— Directions —
Report how many lines in the records below contain the word "from". Give only the number.

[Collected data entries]
--- BEGIN ---

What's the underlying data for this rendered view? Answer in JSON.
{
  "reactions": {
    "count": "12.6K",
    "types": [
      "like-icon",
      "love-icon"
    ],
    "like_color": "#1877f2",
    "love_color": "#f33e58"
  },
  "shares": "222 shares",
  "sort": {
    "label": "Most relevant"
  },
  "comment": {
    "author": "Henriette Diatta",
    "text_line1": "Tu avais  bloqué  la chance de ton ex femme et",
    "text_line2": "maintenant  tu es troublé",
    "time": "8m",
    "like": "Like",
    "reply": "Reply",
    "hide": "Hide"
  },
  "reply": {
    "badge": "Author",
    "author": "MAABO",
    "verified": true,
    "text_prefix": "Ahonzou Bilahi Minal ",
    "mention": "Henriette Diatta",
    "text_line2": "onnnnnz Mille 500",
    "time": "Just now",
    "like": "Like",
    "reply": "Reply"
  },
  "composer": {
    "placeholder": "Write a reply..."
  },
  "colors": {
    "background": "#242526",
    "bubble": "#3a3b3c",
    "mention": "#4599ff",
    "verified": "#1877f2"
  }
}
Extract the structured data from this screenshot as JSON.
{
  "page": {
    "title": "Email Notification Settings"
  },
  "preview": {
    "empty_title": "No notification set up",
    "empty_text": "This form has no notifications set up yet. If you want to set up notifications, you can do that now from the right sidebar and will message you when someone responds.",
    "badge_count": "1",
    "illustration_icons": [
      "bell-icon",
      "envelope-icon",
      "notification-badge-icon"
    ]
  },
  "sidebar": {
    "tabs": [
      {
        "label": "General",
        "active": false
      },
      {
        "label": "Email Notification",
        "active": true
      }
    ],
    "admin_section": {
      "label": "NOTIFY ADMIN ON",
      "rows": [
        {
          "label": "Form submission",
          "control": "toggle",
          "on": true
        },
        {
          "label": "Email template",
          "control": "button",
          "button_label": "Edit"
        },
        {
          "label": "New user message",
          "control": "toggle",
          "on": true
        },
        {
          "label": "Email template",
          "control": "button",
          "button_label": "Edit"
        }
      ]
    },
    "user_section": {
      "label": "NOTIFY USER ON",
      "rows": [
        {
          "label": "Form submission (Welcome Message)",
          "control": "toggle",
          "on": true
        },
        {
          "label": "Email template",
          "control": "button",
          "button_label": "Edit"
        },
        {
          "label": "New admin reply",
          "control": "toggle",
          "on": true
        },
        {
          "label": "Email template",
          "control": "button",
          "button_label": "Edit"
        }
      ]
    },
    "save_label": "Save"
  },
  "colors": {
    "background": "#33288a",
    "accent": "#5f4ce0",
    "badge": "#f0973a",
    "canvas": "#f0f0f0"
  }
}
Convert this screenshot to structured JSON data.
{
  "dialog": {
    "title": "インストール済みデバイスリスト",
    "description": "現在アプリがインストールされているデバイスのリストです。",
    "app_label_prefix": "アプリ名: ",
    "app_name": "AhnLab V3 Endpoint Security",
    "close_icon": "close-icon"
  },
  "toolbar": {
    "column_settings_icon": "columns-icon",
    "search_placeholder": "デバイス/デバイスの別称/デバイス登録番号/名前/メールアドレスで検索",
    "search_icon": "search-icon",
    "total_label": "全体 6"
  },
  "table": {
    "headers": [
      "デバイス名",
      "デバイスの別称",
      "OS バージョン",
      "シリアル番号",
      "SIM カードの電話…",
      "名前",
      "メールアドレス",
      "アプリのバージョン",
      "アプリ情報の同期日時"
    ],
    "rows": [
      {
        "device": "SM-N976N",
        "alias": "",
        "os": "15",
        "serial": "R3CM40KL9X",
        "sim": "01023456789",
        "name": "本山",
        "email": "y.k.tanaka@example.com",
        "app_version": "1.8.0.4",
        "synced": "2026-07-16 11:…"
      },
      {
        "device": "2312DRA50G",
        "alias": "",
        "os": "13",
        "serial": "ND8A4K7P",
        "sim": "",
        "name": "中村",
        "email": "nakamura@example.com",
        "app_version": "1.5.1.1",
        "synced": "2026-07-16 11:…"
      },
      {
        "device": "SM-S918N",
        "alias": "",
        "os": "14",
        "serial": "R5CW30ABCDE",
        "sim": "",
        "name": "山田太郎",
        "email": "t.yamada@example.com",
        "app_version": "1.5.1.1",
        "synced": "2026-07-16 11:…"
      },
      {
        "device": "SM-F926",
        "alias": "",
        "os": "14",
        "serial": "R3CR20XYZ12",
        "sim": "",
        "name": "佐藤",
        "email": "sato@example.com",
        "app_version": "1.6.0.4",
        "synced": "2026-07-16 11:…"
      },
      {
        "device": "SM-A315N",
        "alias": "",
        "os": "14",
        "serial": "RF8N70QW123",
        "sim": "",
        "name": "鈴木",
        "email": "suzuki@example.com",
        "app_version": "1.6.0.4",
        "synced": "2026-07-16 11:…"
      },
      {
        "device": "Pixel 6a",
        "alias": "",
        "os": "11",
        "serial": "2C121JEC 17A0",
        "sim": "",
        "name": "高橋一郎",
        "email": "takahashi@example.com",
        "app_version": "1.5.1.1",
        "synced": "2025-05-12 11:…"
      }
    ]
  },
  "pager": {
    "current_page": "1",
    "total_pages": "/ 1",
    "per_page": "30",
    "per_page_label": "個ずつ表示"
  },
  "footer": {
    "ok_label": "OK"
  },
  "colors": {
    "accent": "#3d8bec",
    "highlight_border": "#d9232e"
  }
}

--- END ---

— Result of this task —
2